____ Provided data

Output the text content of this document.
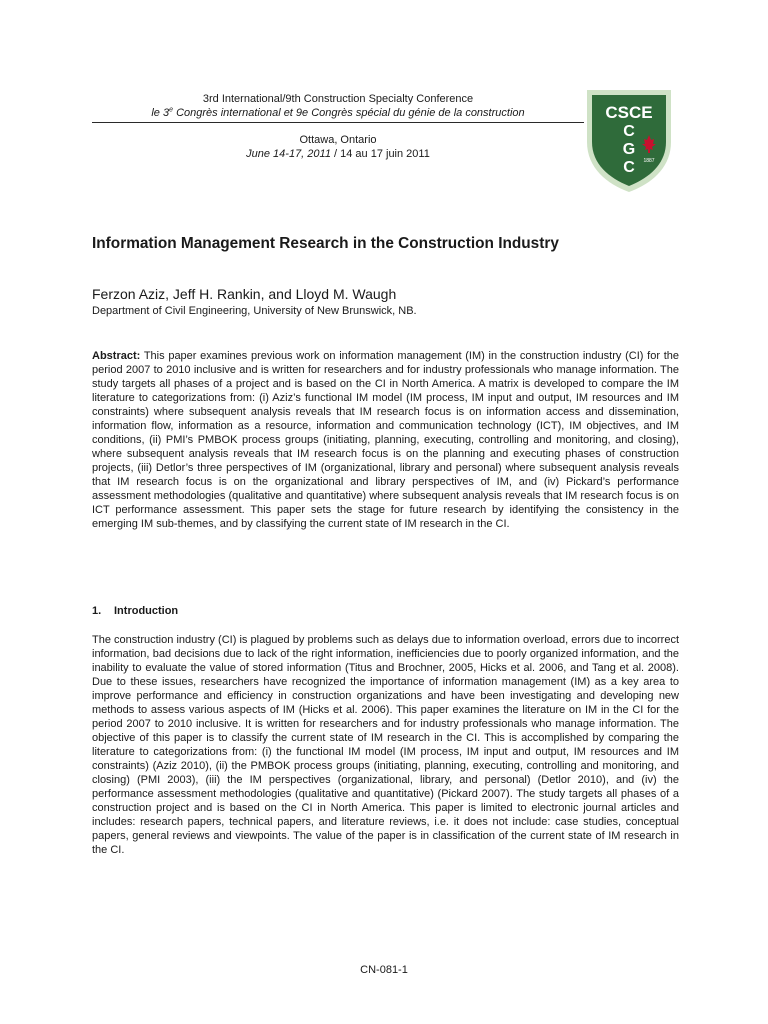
3rd International/9th Construction Specialty Conference
le 3e Congrès international et 9e Congrès spécial du génie de la construction
Ottawa, Ontario
June 14-17, 2011 / 14 au 17 juin 2011
CSCE
C
G
C 1887
Information Management Research in the Construction Industry
Ferzon Aziz, Jeff H. Rankin, and Lloyd M. Waugh
Department of Civil Engineering, University of New Brunswick, NB.
Abstract: This paper examines previous work on information management (IM) in the construction industry (CI) for the period 2007 to 2010 inclusive and is written for researchers and for industry professionals who manage information. The study targets all phases of a project and is based on the CI in North America. A matrix is developed to compare the IM literature to categorizations from: (i) Aziz’s functional IM model (IM process, IM input and output, IM resources and IM constraints) where subsequent analysis reveals that IM research focus is on information access and dissemination, information flow, information as a resource, information and communication technology (ICT), IM objectives, and IM conditions, (ii) PMI’s PMBOK process groups (initiating, planning, executing, controlling and monitoring, and closing), where subsequent analysis reveals that IM research focus is on the planning and executing phases of construction projects, (iii) Detlor’s three perspectives of IM (organizational, library and personal) where subsequent analysis reveals that IM research focus is on the organizational and library perspectives of IM, and (iv) Pickard’s performance assessment methodologies (qualitative and quantitative) where subsequent analysis reveals that IM research focus is on ICT performance assessment. This paper sets the stage for future research by identifying the consistency in the emerging IM sub-themes, and by classifying the current state of IM research in the CI.
1. Introduction
The construction industry (CI) is plagued by problems such as delays due to information overload, errors due to incorrect information, bad decisions due to lack of the right information, inefficiencies due to poorly organized information, and the inability to evaluate the value of stored information (Titus and Brochner, 2005, Hicks et al. 2006, and Tang et al. 2008). Due to these issues, researchers have recognized the importance of information management (IM) as a key area to improve performance and efficiency in construction organizations and have been investigating and developing new methods to assess various aspects of IM (Hicks et al. 2006). This paper examines the literature on IM in the CI for the period 2007 to 2010 inclusive. It is written for researchers and for industry professionals who manage information. The objective of this paper is to classify the current state of IM research in the CI. This is accomplished by comparing the literature to categorizations from: (i) the functional IM model (IM process, IM input and output, IM resources and IM constraints) (Aziz 2010), (ii) the PMBOK process groups (initiating, planning, executing, controlling and monitoring, and closing) (PMI 2003), (iii) the IM perspectives (organizational, library, and personal) (Detlor 2010), and (iv) the performance assessment methodologies (qualitative and quantitative) (Pickard 2007). The study targets all phases of a construction project and is based on the CI in North America. This paper is limited to electronic journal articles and includes: research papers, technical papers, and literature reviews, i.e. it does not include: case studies, conceptual papers, general reviews and viewpoints. The value of the paper is in classification of the current state of IM research in the CI.
CN-081-1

________

What you will do:
Retype each entry precisely. Skip images entirely.

Reply:
Output the text content of this document.
3rd International/9th Construction Specialty Conference
le 3e Congrès international et 9e Congrès spécial du génie de la construction
Ottawa, Ontario
June 14-17, 2011 / 14 au 17 juin 2011
CSCE
C
G
C 1887
Information Management Research in the Construction Industry
Ferzon Aziz, Jeff H. Rankin, and Lloyd M. Waugh
Department of Civil Engineering, University of New Brunswick, NB.
Abstract: This paper examines previous work on information management (IM) in the construction industry (CI) for the period 2007 to 2010 inclusive and is written for researchers and for industry professionals who manage information. The study targets all phases of a project and is based on the CI in North America. A matrix is developed to compare the IM literature to categorizations from: (i) Aziz’s functional IM model (IM process, IM input and output, IM resources and IM constraints) where subsequent analysis reveals that IM research focus is on information access and dissemination, information flow, information as a resource, information and communication technology (ICT), IM objectives, and IM conditions, (ii) PMI’s PMBOK process groups (initiating, planning, executing, controlling and monitoring, and closing), where subsequent analysis reveals that IM research focus is on the planning and executing phases of construction projects, (iii) Detlor’s three perspectives of IM (organizational, library and personal) where subsequent analysis reveals that IM research focus is on the organizational and library perspectives of IM, and (iv) Pickard’s performance assessment methodologies (qualitative and quantitative) where subsequent analysis reveals that IM research focus is on ICT performance assessment. This paper sets the stage for future research by identifying the consistency in the emerging IM sub-themes, and by classifying the current state of IM research in the CI.
1. Introduction
The construction industry (CI) is plagued by problems such as delays due to information overload, errors due to incorrect information, bad decisions due to lack of the right information, inefficiencies due to poorly organized information, and the inability to evaluate the value of stored information (Titus and Brochner, 2005, Hicks et al. 2006, and Tang et al. 2008). Due to these issues, researchers have recognized the importance of information management (IM) as a key area to improve performance and efficiency in construction organizations and have been investigating and developing new methods to assess various aspects of IM (Hicks et al. 2006). This paper examines the literature on IM in the CI for the period 2007 to 2010 inclusive. It is written for researchers and for industry professionals who manage information. The objective of this paper is to classify the current state of IM research in the CI. This is accomplished by comparing the literature to categorizations from: (i) the functional IM model (IM process, IM input and output, IM resources and IM constraints) (Aziz 2010), (ii) the PMBOK process groups (initiating, planning, executing, controlling and monitoring, and closing) (PMI 2003), (iii) the IM perspectives (organizational, library, and personal) (Detlor 2010), and (iv) the performance assessment methodologies (qualitative and quantitative) (Pickard 2007). The study targets all phases of a construction project and is based on the CI in North America. This paper is limited to electronic journal articles and includes: research papers, technical papers, and literature reviews, i.e. it does not include: case studies, conceptual papers, general reviews and viewpoints. The value of the paper is in classification of the current state of IM research in the CI.
CN-081-1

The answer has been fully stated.